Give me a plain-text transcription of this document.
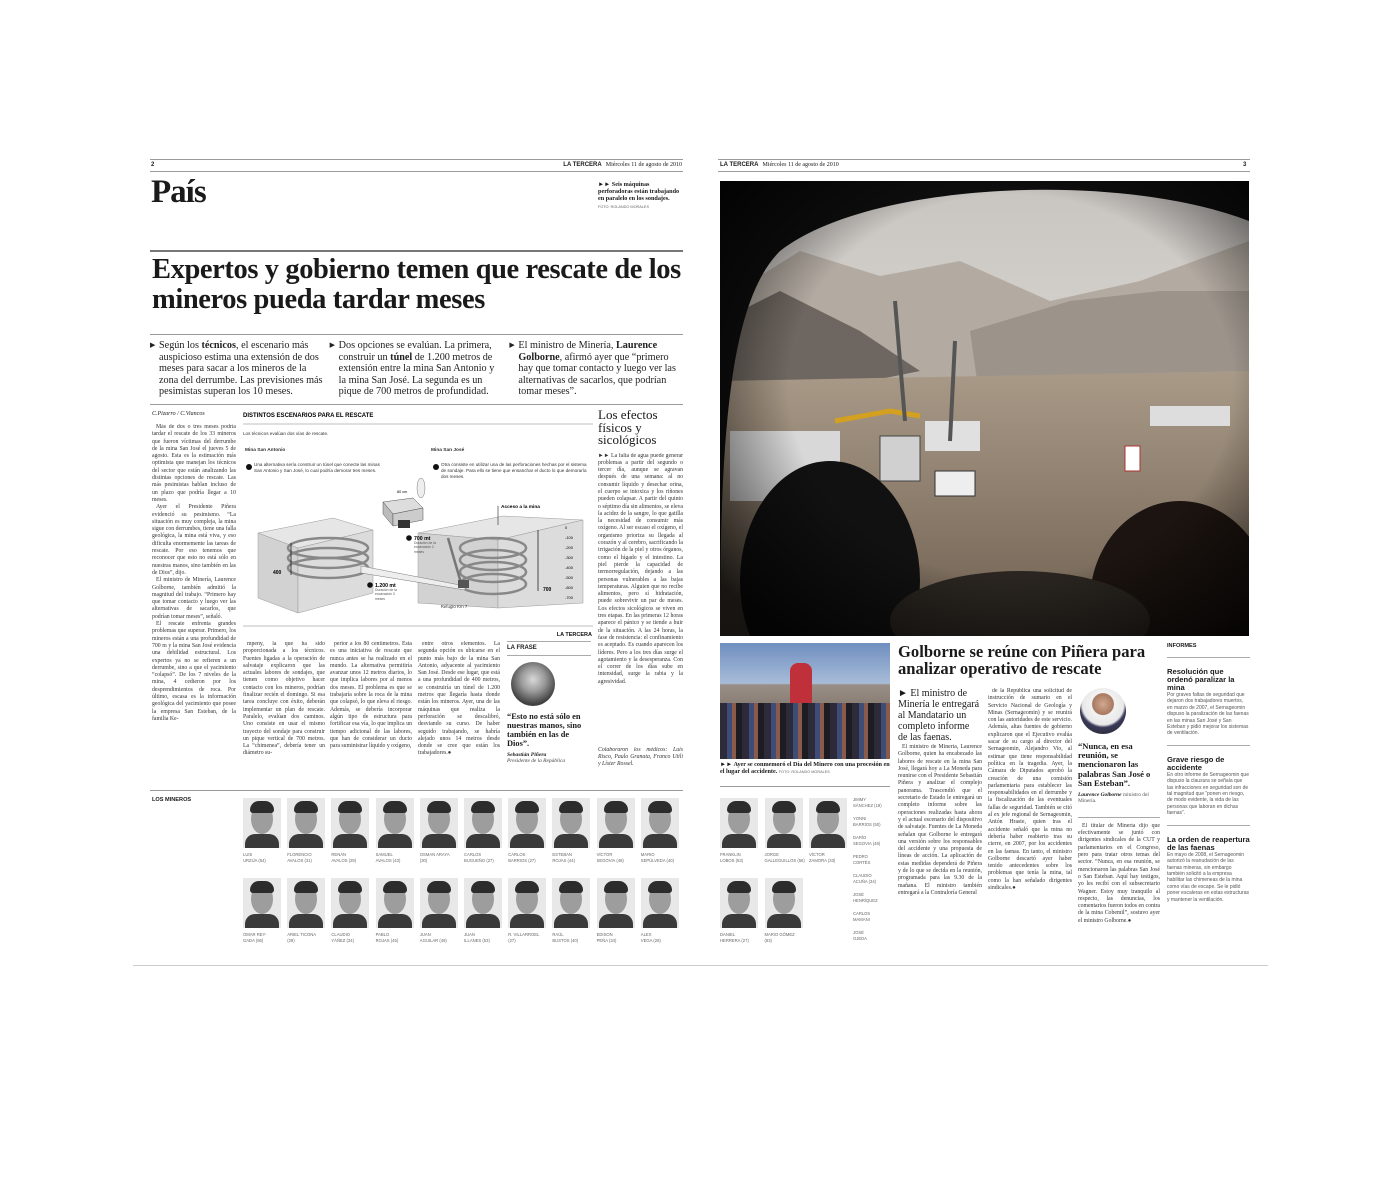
2	LA TERCERA Miércoles 11 de agosto de 2010
País	►► Seis máquinas perforadoras están trabajando en paralelo en los sondajes. FOTO: ROLANDO MORALES
Expertos y gobierno temen que rescate de los mineros pueda tardar meses
▶ Según los técnicos, el escenario más auspicioso estima una extensión de dos meses para sacar a los mineros de la zona del derrumbe. Las previsiones más pesimistas superan los 10 meses.
▶ Dos opciones se evalúan. La primera, construir un túnel de 1.200 metros de extensión entre la mina San Antonio y la mina San José. La segunda es un pique de 700 metros de profundidad.
▶ El ministro de Minería, Laurence Golborne, afirmó ayer que “primero hay que tomar contacto y luego ver las alternativas de sacarlos, que podrían tomar meses”.
C.Pizarro / C.Viancos

Más de dos o tres meses podría tardar el rescate de los 33 mineros que fueron víctimas del derrumbe de la mina San José el jueves 5 de agosto. Esta es la estimación más optimista que manejan los técnicos del sector que están analizando las distintas opciones de rescate. Las más pesimistas hablan incluso de un plazo que podría llegar a 10 meses.

Ayer el Presidente Piñera evidenció su pesimismo. “La situación es muy compleja, la mina sigue con derrumbes, tiene una falla geológica, la mina está viva, y eso dificulta enormemente las tareas de rescate. Por eso tenemos que reconocer que esto no está sólo en nuestras manos, sino también en las de Dios”, dijo.

El ministro de Minería, Laurence Golborne, también admitió la magnitud del trabajo. “Primero hay que tomar contacto y luego ver las alternativas de sacarlos, que podrían tomar meses”, señaló.

El rescate enfrenta grandes problemas que superar. Primero, los mineros están a una profundidad de 700 m y la mina San José evidencia una debilidad estructural. Los expertos ya no se refieren a un derrumbe, sino a que el yacimiento “colapsó”. De los 7 niveles de la mina, 4 cedieron por los desprendimientos de roca. Por último, escasa es la información geológica del yacimiento que posee la empresa San Esteban, de la familia Ke-

DISTINTOS ESCENARIOS PARA EL RESCATE
Los técnicos evalúan dos vías de rescate.
Mina San Antonio	Mina San José
Una alternativa sería construir un túnel que conecte las minas San Antonio y San José, lo cual podría demorar tres meses.
Otra consiste en utilizar una de las perforaciones hechas por el sistema de sondaje. Para ello se tiene que ensanchar el ducto lo que demoraría dos meses.
80 cm
400
700
Acceso a la mina
1.200 mt
Duración de la excavación 3 meses
700 mt
Duración de la excavación 2 meses
Refugio Km 7
0
-100
-200
-300
-400
-500
-600
-700
LA TERCERA

mpeny, la que ha sido proporcionada a los técnicos. Fuentes ligadas a la operación de salvataje explicaron que las actuales labores de sondajes, que tienen como objetivo hacer contacto con los mineros, podrían finalizar recién el domingo. Si esa tarea concluye con éxito, deberán implementar un plan de rescate. Paralelo, evalúan dos caminos. Uno consiste en usar el mismo trayecto del sondaje para construir un pique vertical de 700 metros. La “chimenea”, debería tener un diámetro su-

perior a los 80 centímetros. Esta es una iniciativa de rescate que nunca antes se ha realizado en el mundo. La alternativa permitiría avanzar unos 12 metros diarios, lo que implica labores por al menos dos meses. El problema es que se trabajaría sobre la roca de la mina que colapsó, lo que eleva el riesgo. Además, se debería incorporar algún tipo de estructura para fortificar esa vía, lo que implica un tiempo adicional de las labores, que han de considerar un ducto para suministrar líquido y oxígeno,

entre otros elementos. La segunda opción es ubicarse en el punto más bajo de la mina San Antonio, adyacente al yacimiento San José. Desde ese lugar, que está a una profundidad de 400 metros, se construiría un túnel de 1.200 metros que llegaría hasta donde están los mineros. Ayer, una de las máquinas que realiza la perforación se descalibró, desviando su curso. De haber seguido trabajando, se habría alejado unos 14 metros desde donde se cree que están los trabajadores.●

LA FRASE
“Esto no está sólo en nuestras manos, sino también en las de Dios”.
Sebastián Piñera
Presidente de la República
Los efectos físicos y sicológicos
►► La falta de agua puede generar problemas a partir del segundo o tercer día, aunque se agravan después de una semana: al no consumir líquido y desechar orina, el cuerpo se intoxica y los riñones pueden colapsar. A partir del quinto o séptimo día sin alimentos, se eleva la acidez de la sangre, lo que gatilla la necesidad de consumir más oxígeno. Al ser escaso el oxígeno, el organismo prioriza su llegada al corazón y al cerebro, sacrificando la irrigación de la piel y otros órganos, como el hígado y el intestino. La piel pierde la capacidad de termorregulación, dejando a las personas vulnerables a las bajas temperaturas. Alguien que no recibe alimentos, pero sí hidratación, puede sobrevivir un par de meses. Los efectos sicológicos se viven en tres etapas. En las primeras 12 horas aparece el pánico y se tiende a huir de la situación. A las 24 horas, la fase de resistencia: el confinamiento es aceptado. Es cuando aparecen los líderes. Pero a los tres días surge el agotamiento y la desesperanza. Con el correr de los días sube en intensidad, surge la rabia y la agresividad.
Colaboraron los médicos: Luis Risco, Paulo Granata, Franco Utili y Líster Rossel.
LOS MINEROS
LUIS
URZÚA (54)
FLORENCIO
AVALOS (31)
RENÁN
AVALOS (29)
SAMUEL
AVALOS (43)
OSMAN ARAYA
(30)
CARLOS
BUGUEÑO (27)
CARLOS
BARRIOS (27)
ESTEBAN
ROJAS (44)
VÍCTOR
SEGOVIA (48)
MARIO
SEPÚLVEDA (40)
OMAR REY-
GADA (56)
ARIEL TICONA
(29)
CLAUDIO
YÁÑEZ (34)
PABLO
ROJAS (45)
JUAN
AGUILAR (49)
JUAN
ILLANES (53)
R. VILLARROEL
(27)
RAÚL
BUSTOS (40)
EDISON
PEÑA (34)
ALEX
VEGA (28)
LA TERCERA Miércoles 11 de agosto de 2010	3
►► Ayer se conmemoró el Día del Minero con una procesión en el lugar del accidente. FOTO: ROLANDO MORALES
Golborne se reúne con Piñera para analizar operativo de rescate
► El ministro de Minería le entregará al Mandatario un completo informe de las faenas.

El ministro de Minería, Laurence Golborne, quien ha encabezado las labores de rescate en la mina San José, llegará hoy a La Moneda para reunirse con el Presidente Sebastián Piñera y analizar el complejo panorama. Trascendió que el secretario de Estado le entregará un completo informe sobre las operaciones realizadas hasta ahora y el actual escenario del dispositivo de salvataje. Fuentes de La Moneda señalan que Golborne le entregará una versión sobre los responsables del accidente y una propuesta de líneas de acción. La aplicación de estas medidas dependerá de Piñera y de lo que se decida en la reunión, programada para las 9.30 de la mañana. El ministro también entregará a la Contraloría General

de la República una solicitud de instrucción de sumario en el Servicio Nacional de Geología y Minas (Sernageomin) y se reunirá con las autoridades de este servicio. Además, altas fuentes de gobierno explicaron que el Ejecutivo evalúa sacar de su cargo al director del Sernageomin, Alejandro Vio, al estimar que tiene responsabilidad política en la tragedia. Ayer, la Cámara de Diputados aprobó la creación de una comisión parlamentaria para establecer las responsabilidades en el derrumbe y la fiscalización de las eventuales fallas de seguridad. También se citó al ex jefe regional de Sernageomin, Antón Hraste, quien tras el accidente señaló que la mina no debería haber reabierto tras su cierre, en 2007, por los accidentes en las faenas. En tanto, el ministro Golborne descartó ayer haber tenido antecedentes sobre los problemas que tenía la mina, tal como la han señalado dirigentes sindicales.●

“Nunca, en esa reunión, se mencionaron las palabras San José o San Esteban”.
Laurence Golborne ministro del Minería.

El titular de Minería dijo que efectivamente se juntó con dirigentes sindicales de la CUT y parlamentarios en el Congreso, pero para tratar otros temas del sector. “Nunca, en esa reunión, se mencionaron las palabras San José o San Esteban. Aquí hay testigos, yo les recibí con el subsecretario Wagner. Estoy muy tranquilo al respecto, las denuncias, los comentarios fueron todos en contra de la mina Cobemil”, sostuvo ayer el ministro Golborne.●

INFORMES
Resolución que ordenó paralizar la mina

Por graves faltas de seguridad que dejaron dos trabajadores muertos, en marzo de 2007, el Sernageomin dispuso la paralización de las faenas en las minas San José y San Esteban y pidió mejorar los sistemas de ventilación.

Grave riesgo de accidente

En otro informe de Sernageomin que dispuso la clausura se señala que las infracciones en seguridad son de tal magnitud que “ponen en riesgo, de modo evidente, la vida de las personas que laboran en dichas faenas”.

La orden de reapertura de las faenas

En mayo de 2008, el Sernageomin autorizó la reanudación de las faenas mineras, sin embargo también solicitó a la empresa habilitar las chimeneas de la mina como vías de escape. Se le pidió poner escaleras en estas estructuras y mantener la ventilación.

FRANKLIN
LOBOS (53)
JORGE
GALLEGUILLOS (56)
VÍCTOR
ZAMORA (33)
DANIEL
HERRERA (27)
MARIO GÓMEZ
(63)
JIMMY
SÁNCHEZ (19)
YONNI
BARRIOS (50)
DARÍO
SEGOVIA (48)
PEDRO
CORTÉS
CLAUDIO
ACUÑA (34)
JOSÉ
HENRÍQUEZ
CARLOS
MAMANI
JOSÉ
OJEDA
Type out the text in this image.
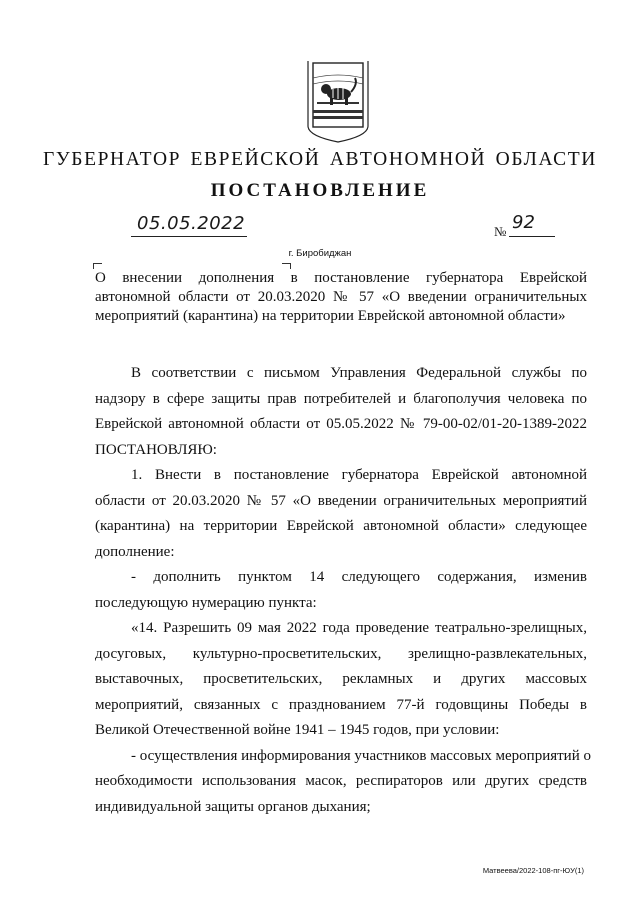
ГУБЕРНАТОР ЕВРЕЙСКОЙ АВТОНОМНОЙ ОБЛАСТИ
ПОСТАНОВЛЕНИЕ
05.05.2022	№ 92
г. Биробиджан
О внесении дополнения в постановление губернатора Еврейской
автономной области от 20.03.2020 № 57 «О введении ограничительных
мероприятий (карантина) на территории Еврейской автономной области»
В соответствии с письмом Управления Федеральной службы по
надзору в сфере защиты прав потребителей и благополучия человека по
Еврейской автономной области от 05.05.2022 № 79-00-02/01-20-1389-2022
ПОСТАНОВЛЯЮ:
1. Внести в постановление губернатора Еврейской автономной
области от 20.03.2020 № 57 «О введении ограничительных мероприятий
(карантина) на территории Еврейской автономной области» следующее
дополнение:
- дополнить пунктом 14 следующего содержания, изменив
последующую нумерацию пункта:
«14. Разрешить 09 мая 2022 года проведение театрально-зрелищных,
досуговых, культурно-просветительских, зрелищно-развлекательных,
выставочных, просветительских, рекламных и других массовых
мероприятий, связанных с празднованием 77-й годовщины Победы в
Великой Отечественной войне 1941 – 1945 годов, при условии:
- осуществления информирования участников массовых мероприятий о
необходимости использования масок, респираторов или других средств
индивидуальной защиты органов дыхания;
Матвеева/2022-108-пг-ЮУ(1)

==============================

Do this: Show the lines that mention the word "мероприятий".

Written answer:
мероприятий (карантина) на территории Еврейской автономной области»
области от 20.03.2020 № 57 «О введении ограничительных мероприятий
мероприятий, связанных с празднованием 77-й годовщины Победы в
- осуществления информирования участников массовых мероприятий о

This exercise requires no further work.